▶ _Given instruction_
Please transcribe the data that follows without the pictures, keeping every word the same.

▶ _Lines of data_
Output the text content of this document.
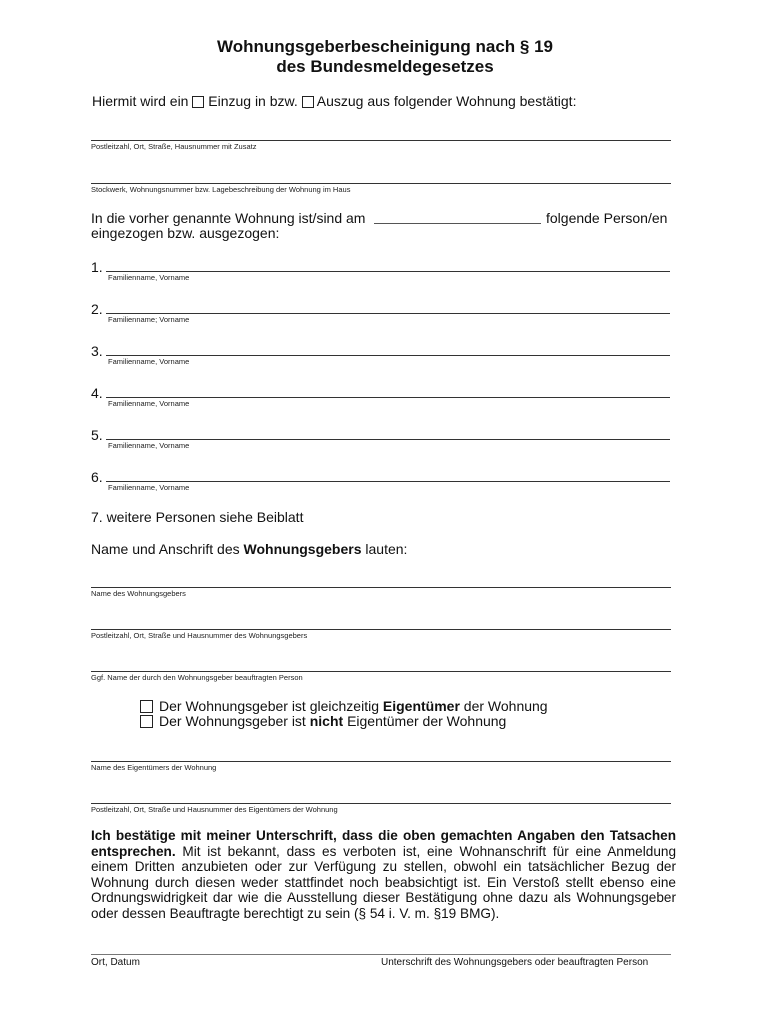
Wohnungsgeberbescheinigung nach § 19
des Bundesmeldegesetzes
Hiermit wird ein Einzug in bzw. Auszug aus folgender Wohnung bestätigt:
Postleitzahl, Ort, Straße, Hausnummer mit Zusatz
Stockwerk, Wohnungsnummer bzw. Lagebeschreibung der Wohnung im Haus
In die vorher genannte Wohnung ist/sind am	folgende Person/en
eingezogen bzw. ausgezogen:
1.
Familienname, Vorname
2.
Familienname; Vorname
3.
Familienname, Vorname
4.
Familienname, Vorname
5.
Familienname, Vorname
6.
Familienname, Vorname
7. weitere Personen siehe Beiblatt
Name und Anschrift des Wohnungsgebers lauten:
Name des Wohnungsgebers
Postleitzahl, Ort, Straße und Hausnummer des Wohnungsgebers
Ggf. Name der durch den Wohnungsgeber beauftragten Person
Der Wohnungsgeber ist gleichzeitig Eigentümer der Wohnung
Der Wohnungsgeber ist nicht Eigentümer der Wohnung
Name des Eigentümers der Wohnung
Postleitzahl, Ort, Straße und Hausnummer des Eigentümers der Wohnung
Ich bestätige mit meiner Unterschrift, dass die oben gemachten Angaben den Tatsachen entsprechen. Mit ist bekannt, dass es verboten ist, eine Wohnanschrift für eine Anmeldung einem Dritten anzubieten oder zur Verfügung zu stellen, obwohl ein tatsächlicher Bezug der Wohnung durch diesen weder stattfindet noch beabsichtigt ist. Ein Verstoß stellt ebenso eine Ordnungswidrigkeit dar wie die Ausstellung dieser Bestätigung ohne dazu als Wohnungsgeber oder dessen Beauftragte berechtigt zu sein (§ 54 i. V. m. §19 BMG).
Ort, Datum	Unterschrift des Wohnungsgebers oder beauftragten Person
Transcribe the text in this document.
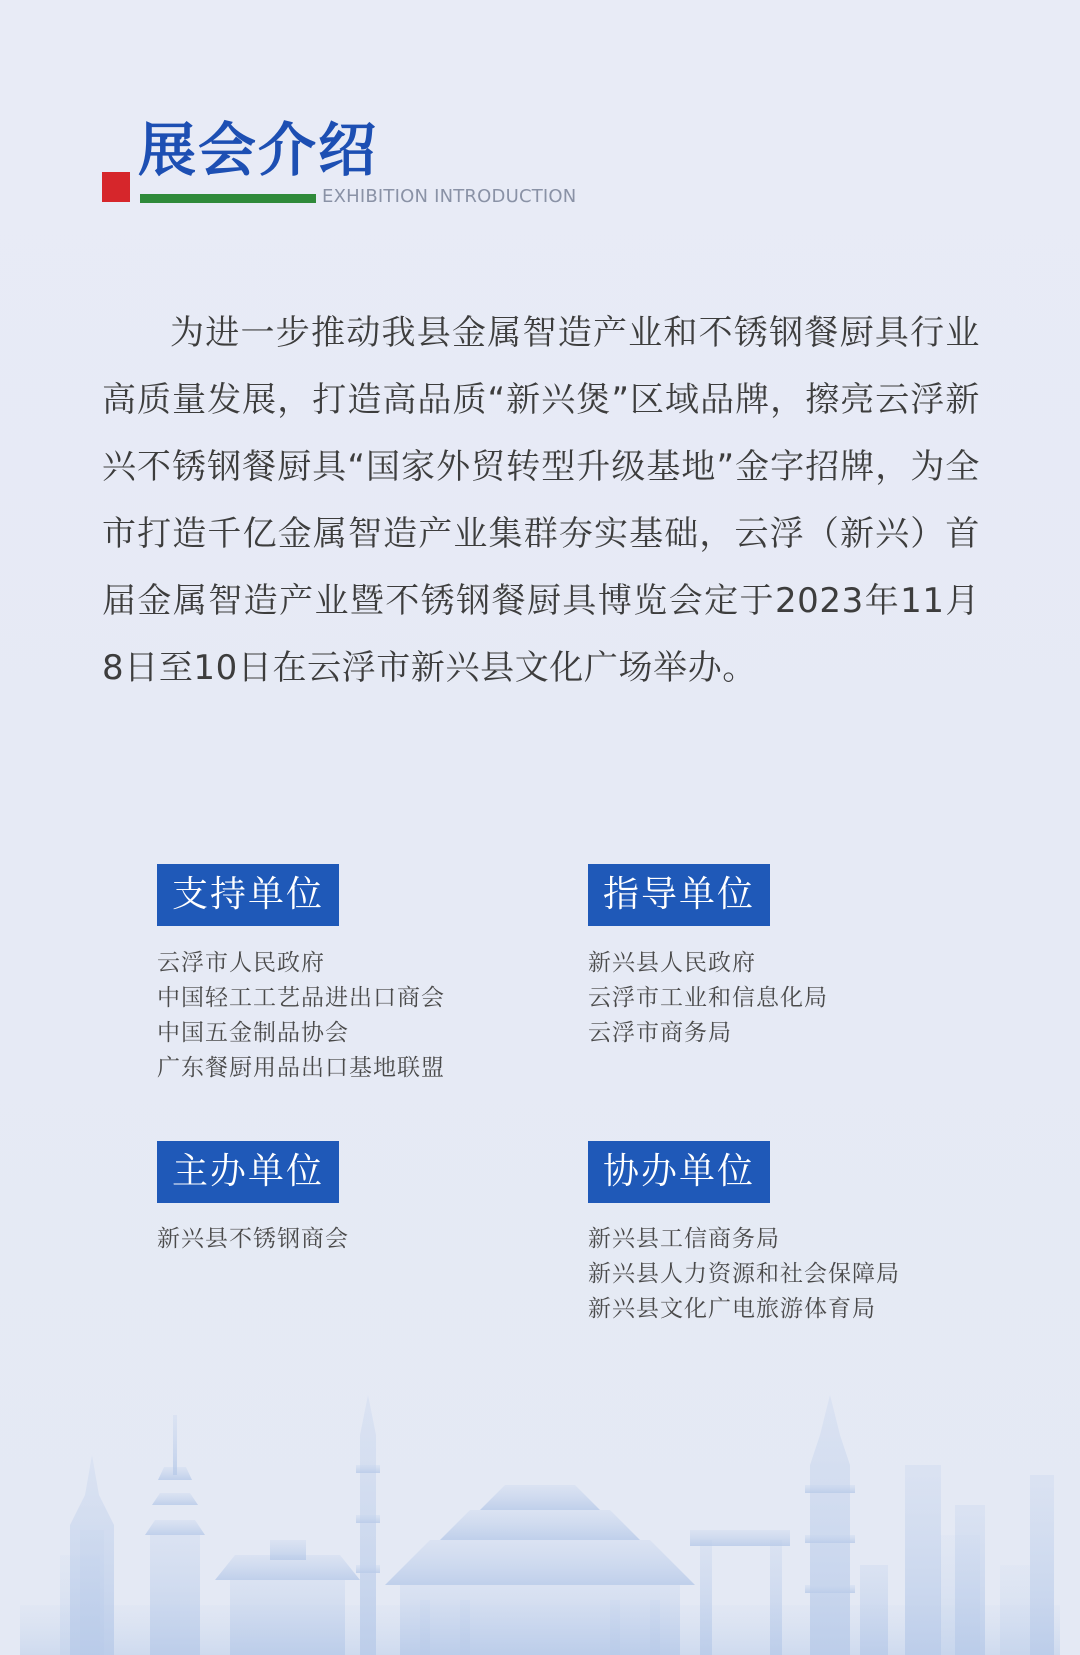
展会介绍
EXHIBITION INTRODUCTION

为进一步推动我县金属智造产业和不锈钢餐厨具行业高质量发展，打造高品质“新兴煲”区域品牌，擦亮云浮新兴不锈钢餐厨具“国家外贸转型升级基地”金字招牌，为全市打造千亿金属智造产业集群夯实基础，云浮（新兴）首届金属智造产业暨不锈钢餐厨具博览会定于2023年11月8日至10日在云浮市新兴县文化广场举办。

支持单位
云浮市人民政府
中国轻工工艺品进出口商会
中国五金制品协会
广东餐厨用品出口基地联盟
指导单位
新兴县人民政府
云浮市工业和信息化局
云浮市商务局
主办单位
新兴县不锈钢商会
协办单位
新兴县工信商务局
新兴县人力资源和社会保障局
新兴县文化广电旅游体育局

▶ _Complete response_
Output the text content of this document.
Wohnungsgeberbescheinigung nach § 19
des Bundesmeldegesetzes
Hiermit wird ein Einzug in bzw. Auszug aus folgender Wohnung bestätigt:
Postleitzahl, Ort, Straße, Hausnummer mit Zusatz
Stockwerk, Wohnungsnummer bzw. Lagebeschreibung der Wohnung im Haus
In die vorher genannte Wohnung ist/sind am	folgende Person/en
eingezogen bzw. ausgezogen:
1.
Familienname, Vorname
2.
Familienname; Vorname
3.
Familienname, Vorname
4.
Familienname, Vorname
5.
Familienname, Vorname
6.
Familienname, Vorname
7. weitere Personen siehe Beiblatt
Name und Anschrift des Wohnungsgebers lauten:
Name des Wohnungsgebers
Postleitzahl, Ort, Straße und Hausnummer des Wohnungsgebers
Ggf. Name der durch den Wohnungsgeber beauftragten Person
Der Wohnungsgeber ist gleichzeitig Eigentümer der Wohnung
Der Wohnungsgeber ist nicht Eigentümer der Wohnung
Name des Eigentümers der Wohnung
Postleitzahl, Ort, Straße und Hausnummer des Eigentümers der Wohnung
Ich bestätige mit meiner Unterschrift, dass die oben gemachten Angaben den Tatsachen entsprechen. Mit ist bekannt, dass es verboten ist, eine Wohnanschrift für eine Anmeldung einem Dritten anzubieten oder zur Verfügung zu stellen, obwohl ein tatsächlicher Bezug der Wohnung durch diesen weder stattfindet noch beabsichtigt ist. Ein Verstoß stellt ebenso eine Ordnungswidrigkeit dar wie die Ausstellung dieser Bestätigung ohne dazu als Wohnungsgeber oder dessen Beauftragte berechtigt zu sein (§ 54 i. V. m. §19 BMG).
Ort, Datum	Unterschrift des Wohnungsgebers oder beauftragten Person
Transcribe the text in this document.
展会介绍
EXHIBITION INTRODUCTION

为进一步推动我县金属智造产业和不锈钢餐厨具行业高质量发展，打造高品质“新兴煲”区域品牌，擦亮云浮新兴不锈钢餐厨具“国家外贸转型升级基地”金字招牌，为全市打造千亿金属智造产业集群夯实基础，云浮（新兴）首届金属智造产业暨不锈钢餐厨具博览会定于2023年11月8日至10日在云浮市新兴县文化广场举办。

支持单位
云浮市人民政府
中国轻工工艺品进出口商会
中国五金制品协会
广东餐厨用品出口基地联盟
指导单位
新兴县人民政府
云浮市工业和信息化局
云浮市商务局
主办单位
新兴县不锈钢商会
协办单位
新兴县工信商务局
新兴县人力资源和社会保障局
新兴县文化广电旅游体育局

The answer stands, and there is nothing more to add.